Stored data entries
:::::

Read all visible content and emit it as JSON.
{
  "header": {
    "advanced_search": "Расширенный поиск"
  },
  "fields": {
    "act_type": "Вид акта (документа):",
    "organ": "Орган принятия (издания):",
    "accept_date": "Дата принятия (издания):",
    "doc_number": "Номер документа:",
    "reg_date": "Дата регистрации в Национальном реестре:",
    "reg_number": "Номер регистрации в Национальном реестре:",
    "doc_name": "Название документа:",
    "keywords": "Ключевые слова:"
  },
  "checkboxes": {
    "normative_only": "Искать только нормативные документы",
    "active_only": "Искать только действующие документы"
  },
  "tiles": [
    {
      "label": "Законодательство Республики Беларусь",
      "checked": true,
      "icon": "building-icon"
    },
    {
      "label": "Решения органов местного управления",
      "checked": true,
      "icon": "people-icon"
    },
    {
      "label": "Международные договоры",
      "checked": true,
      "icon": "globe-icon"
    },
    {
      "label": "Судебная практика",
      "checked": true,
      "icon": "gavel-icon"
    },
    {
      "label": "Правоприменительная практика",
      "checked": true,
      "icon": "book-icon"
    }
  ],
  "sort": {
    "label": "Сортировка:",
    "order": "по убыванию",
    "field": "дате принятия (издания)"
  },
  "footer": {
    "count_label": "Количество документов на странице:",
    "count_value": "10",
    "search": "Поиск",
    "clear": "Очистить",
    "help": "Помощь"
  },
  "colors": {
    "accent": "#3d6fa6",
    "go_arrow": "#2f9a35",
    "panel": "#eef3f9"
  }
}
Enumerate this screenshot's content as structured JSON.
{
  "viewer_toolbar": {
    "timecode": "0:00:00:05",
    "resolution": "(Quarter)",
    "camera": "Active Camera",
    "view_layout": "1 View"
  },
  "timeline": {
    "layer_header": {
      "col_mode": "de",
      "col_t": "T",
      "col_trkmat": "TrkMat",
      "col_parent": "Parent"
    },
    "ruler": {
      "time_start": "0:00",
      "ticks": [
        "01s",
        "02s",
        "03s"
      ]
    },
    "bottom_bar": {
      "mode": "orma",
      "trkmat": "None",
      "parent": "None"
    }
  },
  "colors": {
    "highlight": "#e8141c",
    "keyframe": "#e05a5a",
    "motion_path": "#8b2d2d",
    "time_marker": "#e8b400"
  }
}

:::::

What you need to do =>
Here, the records must be output exactly and in full.

Result below =>
Read all visible content and emit it as JSON.
{
  "header": {
    "advanced_search": "Расширенный поиск"
  },
  "fields": {
    "act_type": "Вид акта (документа):",
    "organ": "Орган принятия (издания):",
    "accept_date": "Дата принятия (издания):",
    "doc_number": "Номер документа:",
    "reg_date": "Дата регистрации в Национальном реестре:",
    "reg_number": "Номер регистрации в Национальном реестре:",
    "doc_name": "Название документа:",
    "keywords": "Ключевые слова:"
  },
  "checkboxes": {
    "normative_only": "Искать только нормативные документы",
    "active_only": "Искать только действующие документы"
  },
  "tiles": [
    {
      "label": "Законодательство Республики Беларусь",
      "checked": true,
      "icon": "building-icon"
    },
    {
      "label": "Решения органов местного управления",
      "checked": true,
      "icon": "people-icon"
    },
    {
      "label": "Международные договоры",
      "checked": true,
      "icon": "globe-icon"
    },
    {
      "label": "Судебная практика",
      "checked": true,
      "icon": "gavel-icon"
    },
    {
      "label": "Правоприменительная практика",
      "checked": true,
      "icon": "book-icon"
    }
  ],
  "sort": {
    "label": "Сортировка:",
    "order": "по убыванию",
    "field": "дате принятия (издания)"
  },
  "footer": {
    "count_label": "Количество документов на странице:",
    "count_value": "10",
    "search": "Поиск",
    "clear": "Очистить",
    "help": "Помощь"
  },
  "colors": {
    "accent": "#3d6fa6",
    "go_arrow": "#2f9a35",
    "panel": "#eef3f9"
  }
}
Enumerate this screenshot's content as structured JSON.
{
  "viewer_toolbar": {
    "timecode": "0:00:00:05",
    "resolution": "(Quarter)",
    "camera": "Active Camera",
    "view_layout": "1 View"
  },
  "timeline": {
    "layer_header": {
      "col_mode": "de",
      "col_t": "T",
      "col_trkmat": "TrkMat",
      "col_parent": "Parent"
    },
    "ruler": {
      "time_start": "0:00",
      "ticks": [
        "01s",
        "02s",
        "03s"
      ]
    },
    "bottom_bar": {
      "mode": "orma",
      "trkmat": "None",
      "parent": "None"
    }
  },
  "colors": {
    "highlight": "#e8141c",
    "keyframe": "#e05a5a",
    "motion_path": "#8b2d2d",
    "time_marker": "#e8b400"
  }
}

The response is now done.